WHAT TO WORK ON: Write out the listing below exactly, and omit any images you find in it.

Collected data entries:
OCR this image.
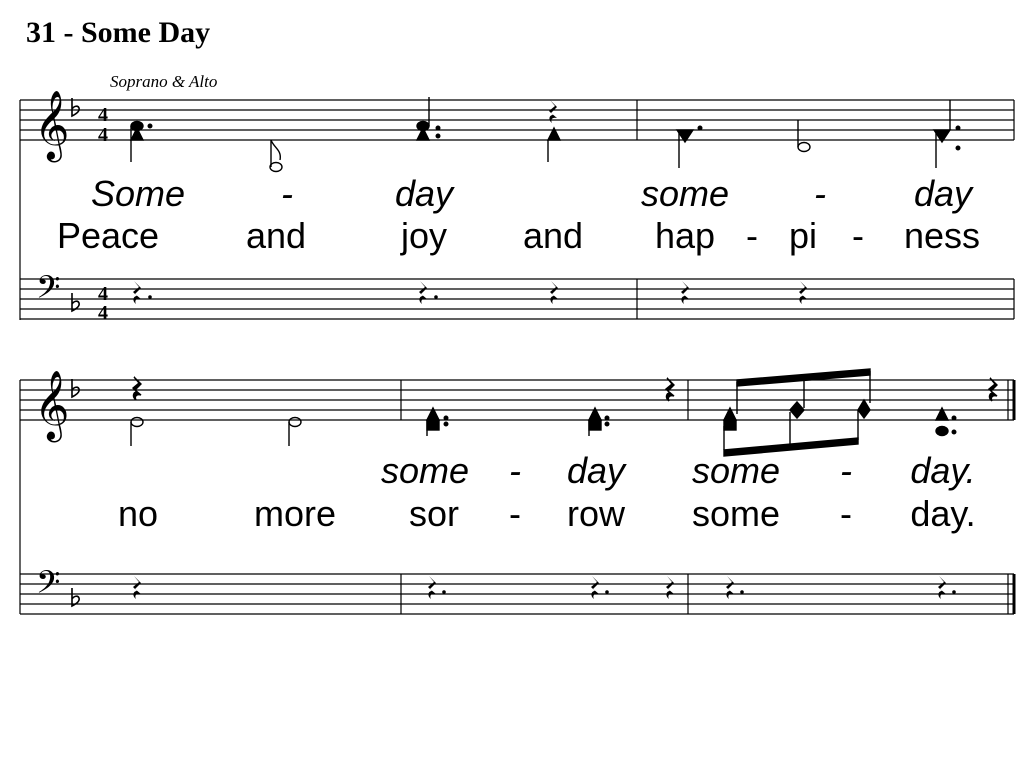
31 - Some Day
Soprano & Alto
𝄞 4
4
𝄢 4
4
𝄞
𝄢
Some	-	day	some - day
Peace and	joy and hap - pi - ness
some - day some - day.
no	more sor - row some - day.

PROBLEM SOLUTION:
OCR this image.
31 - Some Day
Soprano & Alto
𝄞 4
4
𝄢 4
4
𝄞
𝄢
Some	-	day	some - day
Peace and	joy and hap - pi - ness
some - day some - day.
no	more sor - row some - day.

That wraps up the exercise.